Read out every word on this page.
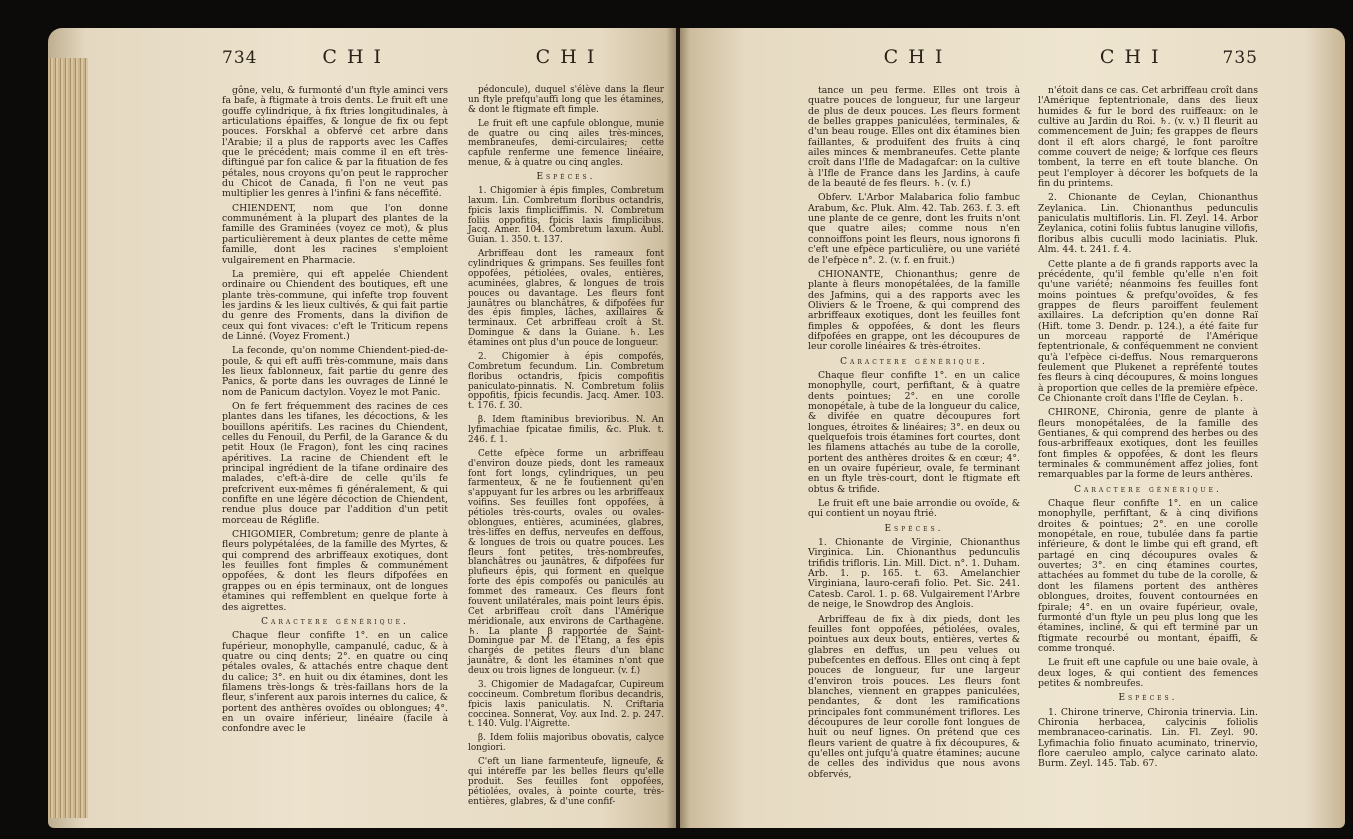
734	C H I

gône, velu, & furmonté d'un ftyle aminci vers fa bafe, à ftigmate à trois dents. Le fruit eft une gouffe cylindrique, à fix ftries longitudinales, à articulations épaiffes, & longue de fix ou fept pouces. Forskhal a obfervé cet arbre dans l'Arabie; il a plus de rapports avec les Caffes que le précédent; mais comme il en eft très-diftingué par fon calice & par la fituation de fes pétales, nous croyons qu'on peut le rapprocher du Chicot de Canada, fi l'on ne veut pas multiplier les genres à l'infini & fans néceffité.

CHIENDENT, nom que l'on donne communément à la plupart des plantes de la famille des Graminées (voyez ce mot), & plus particulièrement à deux plantes de cette même famille, dont les racines s'emploient vulgairement en Pharmacie.

La première, qui eft appelée Chiendent ordinaire ou Chiendent des boutiques, eft une plante très-commune, qui infefte trop fouvent les jardins & les lieux cultivés, & qui fait partie du genre des Froments, dans la divifion de ceux qui font vivaces: c'eft le Triticum repens de Linné. (Voyez Froment.)

La feconde, qu'on nomme Chiendent-pied-de-poule, & qui eft auffi très-commune, mais dans les lieux fablonneux, fait partie du genre des Panics, & porte dans les ouvrages de Linné le nom de Panicum dactylon. Voyez le mot Panic.

On fe fert fréquemment des racines de ces plantes dans les tifanes, les décoctions, & les bouillons apéritifs. Les racines du Chiendent, celles du Fenouil, du Perfil, de la Garance & du petit Houx (le Fragon), font les cinq racines apéritives. La racine de Chiendent eft le principal ingrédient de la tifane ordinaire des malades, c'eft-à-dire de celle qu'ils fe prefcrivent eux-mêmes fi généralement, & qui confifte en une légère décoction de Chiendent, rendue plus douce par l'addition d'un petit morceau de Réglifle.

CHIGOMIER, Combretum; genre de plante à fleurs polypétalées, de la famille des Myrtes, & qui comprend des arbriffeaux exotiques, dont les feuilles font fimples & communément oppofées, & dont les fleurs difpofées en grappes ou en épis terminaux, ont de longues étamines qui reffemblent en quelque forte à des aigrettes.

Caractere générique.

Chaque fleur confifte 1°. en un calice fupérieur, monophylle, campanulé, caduc, & à quatre ou cinq dents; 2°. en quatre ou cinq pétales ovales, & attachés entre chaque dent du calice; 3°. en huit ou dix étamines, dont les filamens très-longs & très-faillans hors de la fleur, s'inferent aux parois internes du calice, & portent des anthères ovoïdes ou oblongues; 4°. en un ovaire inférieur, linéaire (facile à confondre avec le

C H I

pédoncule), duquel s'élève dans la fleur un ftyle prefqu'auffi long que les étamines, & dont le ftigmate eft fimple.

Le fruit eft une capfule oblongue, munie de quatre ou cinq ailes très-minces, membraneufes, demi-circulaires; cette capfule renferme une femence linéaire, menue, & à quatre ou cinq angles.

Espèces.

1. Chigomier à épis fimples, Combretum laxum. Lin. Combretum floribus octandris, fpicis laxis fimpliciffimis. N. Combretum foliis oppofitis, fpicis laxis fimplicibus. Jacq. Amer. 104. Combretum laxum. Aubl. Guian. 1. 350. t. 137.

Arbriffeau dont les rameaux font cylindriques & grimpans. Ses feuilles font oppofées, pétiolées, ovales, entières, acuminées, glabres, & longues de trois pouces ou davantage. Les fleurs font jaunâtres ou blanchâtres, & difpofées fur des épis fimples, lâches, axillaires & terminaux. Cet arbriffeau croît à St. Domingue & dans la Guiane. ♄. Les étamines ont plus d'un pouce de longueur.

2. Chigomier à épis compofés, Combretum fecundum. Lin. Combretum floribus octandris, fpicis compofitis paniculato-pinnatis. N. Combretum foliis oppofitis, fpicis fecundis. Jacq. Amer. 103. t. 176. f. 30.

β. Idem ftaminibus brevioribus. N. An lyfimachiae fpicatae fimilis, &c. Pluk. t. 246. f. 1.

Cette efpèce forme un arbriffeau d'environ douze pieds, dont les rameaux font fort longs, cylindriques, un peu farmenteux, & ne fe foutiennent qu'en s'appuyant fur les arbres ou les arbriffeaux voifins. Ses feuilles font oppofées, à pétioles très-courts, ovales ou ovales-oblongues, entières, acuminées, glabres, très-liffes en deffus, nerveufes en deffous, & longues de trois ou quatre pouces. Les fleurs font petites, très-nombreufes, blanchâtres ou jaunâtres, & difpofées fur plufieurs épis, qui forment en quelque forte des épis compofés ou paniculés au fommet des rameaux. Ces fleurs font fouvent unilatérales, mais point leurs épis. Cet arbriffeau croît dans l'Amérique méridionale, aux environs de Carthagène. ♄. La plante β rapportée de Saint-Domingue par M. de l'Etang, a fes épis chargés de petites fleurs d'un blanc jaunâtre, & dont les étamines n'ont que deux ou trois lignes de longueur. (v. f.)

3. Chigomier de Madagafcar, Cupireum coccineum. Combretum floribus decandris, fpicis laxis paniculatis. N. Criftaria coccinea. Sonnerat, Voy. aux Ind. 2. p. 247. t. 140. Vulg. l'Aigrette.

β. Idem foliis majoribus obovatis, calyce longiori.

C'eft un liane farmenteufe, ligneufe, & qui intéreffe par les belles fleurs qu'elle produit. Ses feuilles font oppofées, pétiolées, ovales, à pointe courte, très-entières, glabres, & d'une confif-

C H I

tance un peu ferme. Elles ont trois à quatre pouces de longueur, fur une largeur de plus de deux pouces. Les fleurs forment de belles grappes paniculées, terminales, & d'un beau rouge. Elles ont dix étamines bien faillantes, & produifent des fruits à cinq ailes minces & membraneufes. Cette plante croît dans l'Ifle de Madagafcar: on la cultive à l'Ifle de France dans les Jardins, à caufe de la beauté de fes fleurs. ♄. (v. f.)

Obferv. L'Arbor Malabarica folio fambuc Arabum, &c. Pluk. Alm. 42. Tab. 263. f. 3. eft une plante de ce genre, dont les fruits n'ont que quatre ailes; comme nous n'en connoiffons point les fleurs, nous ignorons fi c'eft une efpèce particulière, ou une variété de l'efpèce n°. 2. (v. f. en fruit.)

CHIONANTE, Chionanthus; genre de plante à fleurs monopétalées, de la famille des Jafmins, qui a des rapports avec les Oliviers & le Troene, & qui comprend des arbriffeaux exotiques, dont les feuilles font fimples & oppofées, & dont les fleurs difpofées en grappe, ont les découpures de leur corolle linéaires & très-étroites.

Caractere générique.

Chaque fleur confifte 1°. en un calice monophylle, court, perfiftant, & à quatre dents pointues; 2°. en une corolle monopétale, à tube de la longueur du calice, & divifée en quatre découpures fort longues, étroites & linéaires; 3°. en deux ou quelquefois trois étamines fort courtes, dont les filamens attachés au tube de la corolle, portent des anthères droites & en cœur; 4°. en un ovaire fupérieur, ovale, fe terminant en un ftyle très-court, dont le ftigmate eft obtus & trifide.

Le fruit eft une baie arrondie ou ovoïde, & qui contient un noyau ftrié.

Espèces.

1. Chionante de Virginie, Chionanthus Virginica. Lin. Chionanthus pedunculis trifidis trifloris. Lin. Mill. Dict. n°. 1. Duham. Arb. 1. p. 165. t. 63. Amelanchier Virginiana, lauro-cerafi folio. Pet. Sic. 241. Catesb. Carol. 1. p. 68. Vulgairement l'Arbre de neige, le Snowdrop des Anglois.

Arbriffeau de fix à dix pieds, dont les feuilles font oppofées, pétiolées, ovales, pointues aux deux bouts, entières, vertes & glabres en deffus, un peu velues ou pubefcentes en deffous. Elles ont cinq à fept pouces de longueur, fur une largeur d'environ trois pouces. Les fleurs font blanches, viennent en grappes paniculées, pendantes, & dont les ramifications principales font communément triflores. Les découpures de leur corolle font longues de huit ou neuf lignes. On prétend que ces fleurs varient de quatre à fix découpures, & qu'elles ont jufqu'à quatre étamines; aucune de celles des individus que nous avons obfervés,

C H I	735

n'étoit dans ce cas. Cet arbriffeau croît dans l'Amérique feptentrionale, dans des lieux humides & fur le bord des ruiffeaux: on le cultive au Jardin du Roi. ♄. (v. v.) Il fleurit au commencement de Juin; fes grappes de fleurs dont il eft alors chargé, le font paroître comme couvert de neige; & lorfque ces fleurs tombent, la terre en eft toute blanche. On peut l'employer à décorer les bofquets de la fin du printems.

2. Chionante de Ceylan, Chionanthus Zeylanica. Lin. Chionanthus pedunculis paniculatis multifloris. Lin. Fl. Zeyl. 14. Arbor Zeylanica, cotini foliis fubtus lanugine villofis, floribus albis cuculli modo laciniatis. Pluk. Alm. 44. t. 241. f. 4.

Cette plante a de fi grands rapports avec la précédente, qu'il femble qu'elle n'en foit qu'une variété; néanmoins fes feuilles font moins pointues & prefqu'ovoïdes, & fes grappes de fleurs paroiffent feulement axillaires. La defcription qu'en donne Raï (Hift. tome 3. Dendr. p. 124.), a été faite fur un morceau rapporté de l'Amérique feptentrionale, & conféquemment ne convient qu'à l'efpèce ci-deffus. Nous remarquerons feulement que Plukenet a repréfenté toutes fes fleurs à cinq découpures, & moins longues à proportion que celles de la première efpèce. Ce Chionante croît dans l'Ifle de Ceylan. ♄.

CHIRONE, Chironia, genre de plante à fleurs monopétalées, de la famille des Gentianes, & qui comprend des herbes ou des fous-arbriffeaux exotiques, dont les feuilles font fimples & oppofées, & dont les fleurs terminales & communément affez jolies, font remarquables par la forme de leurs anthères.

Caractere générique.

Chaque fleur confifte 1°. en un calice monophylle, perfiftant, & à cinq divifions droites & pointues; 2°. en une corolle monopétale, en roue, tubulée dans fa partie inférieure, & dont le limbe qui eft grand, eft partagé en cinq découpures ovales & ouvertes; 3°. en cinq étamines courtes, attachées au fommet du tube de la corolle, & dont les filamens portent des anthères oblongues, droites, fouvent contournées en fpirale; 4°. en un ovaire fupérieur, ovale, furmonté d'un ftyle un peu plus long que les étamines, incliné, & qui eft terminé par un ftigmate recourbé ou montant, épaiffi, & comme tronqué.

Le fruit eft une capfule ou une baie ovale, à deux loges, & qui contient des femences petites & nombreufes.

Espèces.

1. Chirone trinerve, Chironia trinervia. Lin. Chironia herbacea, calycinis foliolis membranaceo-carinatis. Lin. Fl. Zeyl. 90. Lyfimachia folio finuato acuminato, trinervio, flore caeruleo amplo, calyce carinato alato. Burm. Zeyl. 145. Tab. 67.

_GIVEN PROBLEM_
Your task is to gather all lines from the entries above that hold the word "Jacq".

_FINAL RESULT_
1. Chigomier à épis fimples, Combretum laxum. Lin. Combretum floribus octandris, fpicis laxis fimpliciffimis. N. Combretum foliis oppofitis, fpicis laxis fimplicibus. Jacq. Amer. 104. Combretum laxum. Aubl. Guian. 1. 350. t. 137.
2. Chigomier à épis compofés, Combretum fecundum. Lin. Combretum floribus octandris, fpicis compofitis paniculato-pinnatis. N. Combretum foliis oppofitis, fpicis fecundis. Jacq. Amer. 103. t. 176. f. 30.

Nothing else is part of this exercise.